▶ _RECORDS SUPPLIED_:
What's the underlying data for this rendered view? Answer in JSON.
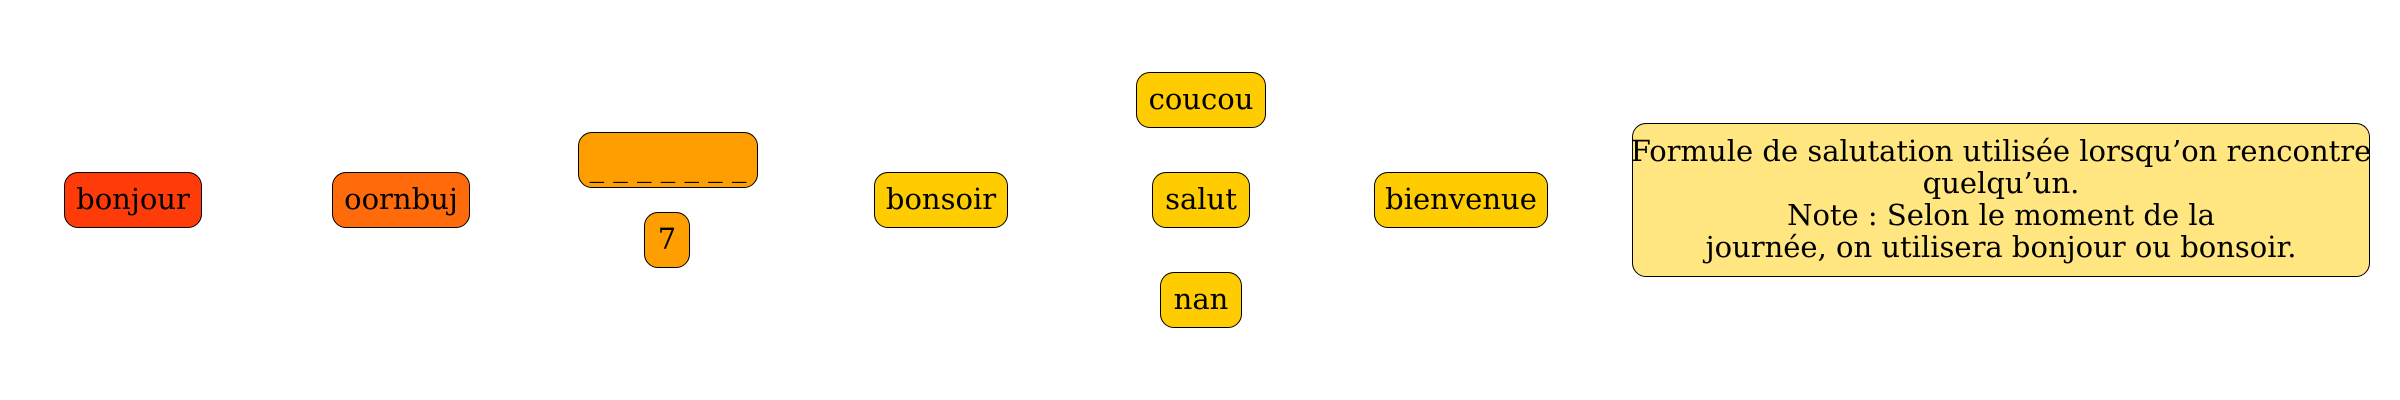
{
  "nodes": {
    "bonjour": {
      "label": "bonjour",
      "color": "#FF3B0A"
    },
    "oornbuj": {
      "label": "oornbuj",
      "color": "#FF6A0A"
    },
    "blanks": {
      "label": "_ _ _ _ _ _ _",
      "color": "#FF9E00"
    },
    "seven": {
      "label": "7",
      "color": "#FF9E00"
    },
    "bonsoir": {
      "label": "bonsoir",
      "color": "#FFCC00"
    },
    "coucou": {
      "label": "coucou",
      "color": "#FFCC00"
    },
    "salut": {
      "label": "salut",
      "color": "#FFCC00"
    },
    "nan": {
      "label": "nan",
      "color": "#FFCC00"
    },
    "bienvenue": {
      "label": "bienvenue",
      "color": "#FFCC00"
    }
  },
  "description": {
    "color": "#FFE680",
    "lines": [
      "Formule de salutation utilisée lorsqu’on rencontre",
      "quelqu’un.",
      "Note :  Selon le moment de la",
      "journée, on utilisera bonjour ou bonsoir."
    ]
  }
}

▶ _SHORT PROBLEM_: Restate the data above word for word. Do not include the images.

▶ _RESPONSE_:
What's the underlying data for this rendered view? Answer in JSON.
{
  "nodes": {
    "bonjour": {
      "label": "bonjour",
      "color": "#FF3B0A"
    },
    "oornbuj": {
      "label": "oornbuj",
      "color": "#FF6A0A"
    },
    "blanks": {
      "label": "_ _ _ _ _ _ _",
      "color": "#FF9E00"
    },
    "seven": {
      "label": "7",
      "color": "#FF9E00"
    },
    "bonsoir": {
      "label": "bonsoir",
      "color": "#FFCC00"
    },
    "coucou": {
      "label": "coucou",
      "color": "#FFCC00"
    },
    "salut": {
      "label": "salut",
      "color": "#FFCC00"
    },
    "nan": {
      "label": "nan",
      "color": "#FFCC00"
    },
    "bienvenue": {
      "label": "bienvenue",
      "color": "#FFCC00"
    }
  },
  "description": {
    "color": "#FFE680",
    "lines": [
      "Formule de salutation utilisée lorsqu’on rencontre",
      "quelqu’un.",
      "Note :  Selon le moment de la",
      "journée, on utilisera bonjour ou bonsoir."
    ]
  }
}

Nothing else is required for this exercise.